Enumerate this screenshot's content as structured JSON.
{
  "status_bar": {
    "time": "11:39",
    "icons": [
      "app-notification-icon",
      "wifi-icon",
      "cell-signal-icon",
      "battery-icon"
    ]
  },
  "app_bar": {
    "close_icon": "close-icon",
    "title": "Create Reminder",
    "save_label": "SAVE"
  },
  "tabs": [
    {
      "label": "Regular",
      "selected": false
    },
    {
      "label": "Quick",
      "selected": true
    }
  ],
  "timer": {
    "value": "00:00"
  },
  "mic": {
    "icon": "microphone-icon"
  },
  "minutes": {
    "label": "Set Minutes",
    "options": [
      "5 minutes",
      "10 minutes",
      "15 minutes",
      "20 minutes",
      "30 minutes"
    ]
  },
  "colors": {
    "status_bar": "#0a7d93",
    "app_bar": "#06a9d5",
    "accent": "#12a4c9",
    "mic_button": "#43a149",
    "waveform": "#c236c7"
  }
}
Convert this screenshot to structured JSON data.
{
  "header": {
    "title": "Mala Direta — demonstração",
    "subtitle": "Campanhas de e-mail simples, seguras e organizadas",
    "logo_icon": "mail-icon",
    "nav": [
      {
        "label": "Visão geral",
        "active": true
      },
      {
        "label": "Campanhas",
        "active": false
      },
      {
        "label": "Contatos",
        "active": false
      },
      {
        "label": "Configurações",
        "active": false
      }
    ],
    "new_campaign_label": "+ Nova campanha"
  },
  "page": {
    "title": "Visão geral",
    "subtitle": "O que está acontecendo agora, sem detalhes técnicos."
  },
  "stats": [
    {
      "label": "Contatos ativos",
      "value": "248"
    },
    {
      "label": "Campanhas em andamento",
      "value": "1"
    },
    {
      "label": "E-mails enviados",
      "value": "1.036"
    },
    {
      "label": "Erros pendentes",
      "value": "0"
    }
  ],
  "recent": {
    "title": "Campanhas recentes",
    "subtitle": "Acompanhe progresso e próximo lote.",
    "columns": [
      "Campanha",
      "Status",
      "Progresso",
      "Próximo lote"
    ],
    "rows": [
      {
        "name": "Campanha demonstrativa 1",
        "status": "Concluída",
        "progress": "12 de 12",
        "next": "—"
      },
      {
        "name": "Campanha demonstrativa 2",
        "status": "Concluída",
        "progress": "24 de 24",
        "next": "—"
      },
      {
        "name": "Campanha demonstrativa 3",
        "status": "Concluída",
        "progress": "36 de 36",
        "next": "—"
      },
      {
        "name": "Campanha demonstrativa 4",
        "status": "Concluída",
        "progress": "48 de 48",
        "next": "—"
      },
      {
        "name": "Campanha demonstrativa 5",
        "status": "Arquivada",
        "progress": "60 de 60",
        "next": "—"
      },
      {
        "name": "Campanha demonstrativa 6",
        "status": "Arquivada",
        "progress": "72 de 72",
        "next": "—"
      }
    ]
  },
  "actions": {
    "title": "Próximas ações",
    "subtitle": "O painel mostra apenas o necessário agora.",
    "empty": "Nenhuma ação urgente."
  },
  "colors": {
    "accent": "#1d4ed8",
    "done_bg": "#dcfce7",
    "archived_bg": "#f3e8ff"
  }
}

§ §

» **STATED PROBLEM**: Take the entries and copy them out exactly.

» **TASK RESULT**:
Enumerate this screenshot's content as structured JSON.
{
  "status_bar": {
    "time": "11:39",
    "icons": [
      "app-notification-icon",
      "wifi-icon",
      "cell-signal-icon",
      "battery-icon"
    ]
  },
  "app_bar": {
    "close_icon": "close-icon",
    "title": "Create Reminder",
    "save_label": "SAVE"
  },
  "tabs": [
    {
      "label": "Regular",
      "selected": false
    },
    {
      "label": "Quick",
      "selected": true
    }
  ],
  "timer": {
    "value": "00:00"
  },
  "mic": {
    "icon": "microphone-icon"
  },
  "minutes": {
    "label": "Set Minutes",
    "options": [
      "5 minutes",
      "10 minutes",
      "15 minutes",
      "20 minutes",
      "30 minutes"
    ]
  },
  "colors": {
    "status_bar": "#0a7d93",
    "app_bar": "#06a9d5",
    "accent": "#12a4c9",
    "mic_button": "#43a149",
    "waveform": "#c236c7"
  }
}
Convert this screenshot to structured JSON data.
{
  "header": {
    "title": "Mala Direta — demonstração",
    "subtitle": "Campanhas de e-mail simples, seguras e organizadas",
    "logo_icon": "mail-icon",
    "nav": [
      {
        "label": "Visão geral",
        "active": true
      },
      {
        "label": "Campanhas",
        "active": false
      },
      {
        "label": "Contatos",
        "active": false
      },
      {
        "label": "Configurações",
        "active": false
      }
    ],
    "new_campaign_label": "+ Nova campanha"
  },
  "page": {
    "title": "Visão geral",
    "subtitle": "O que está acontecendo agora, sem detalhes técnicos."
  },
  "stats": [
    {
      "label": "Contatos ativos",
      "value": "248"
    },
    {
      "label": "Campanhas em andamento",
      "value": "1"
    },
    {
      "label": "E-mails enviados",
      "value": "1.036"
    },
    {
      "label": "Erros pendentes",
      "value": "0"
    }
  ],
  "recent": {
    "title": "Campanhas recentes",
    "subtitle": "Acompanhe progresso e próximo lote.",
    "columns": [
      "Campanha",
      "Status",
      "Progresso",
      "Próximo lote"
    ],
    "rows": [
      {
        "name": "Campanha demonstrativa 1",
        "status": "Concluída",
        "progress": "12 de 12",
        "next": "—"
      },
      {
        "name": "Campanha demonstrativa 2",
        "status": "Concluída",
        "progress": "24 de 24",
        "next": "—"
      },
      {
        "name": "Campanha demonstrativa 3",
        "status": "Concluída",
        "progress": "36 de 36",
        "next": "—"
      },
      {
        "name": "Campanha demonstrativa 4",
        "status": "Concluída",
        "progress": "48 de 48",
        "next": "—"
      },
      {
        "name": "Campanha demonstrativa 5",
        "status": "Arquivada",
        "progress": "60 de 60",
        "next": "—"
      },
      {
        "name": "Campanha demonstrativa 6",
        "status": "Arquivada",
        "progress": "72 de 72",
        "next": "—"
      }
    ]
  },
  "actions": {
    "title": "Próximas ações",
    "subtitle": "O painel mostra apenas o necessário agora.",
    "empty": "Nenhuma ação urgente."
  },
  "colors": {
    "accent": "#1d4ed8",
    "done_bg": "#dcfce7",
    "archived_bg": "#f3e8ff"
  }
}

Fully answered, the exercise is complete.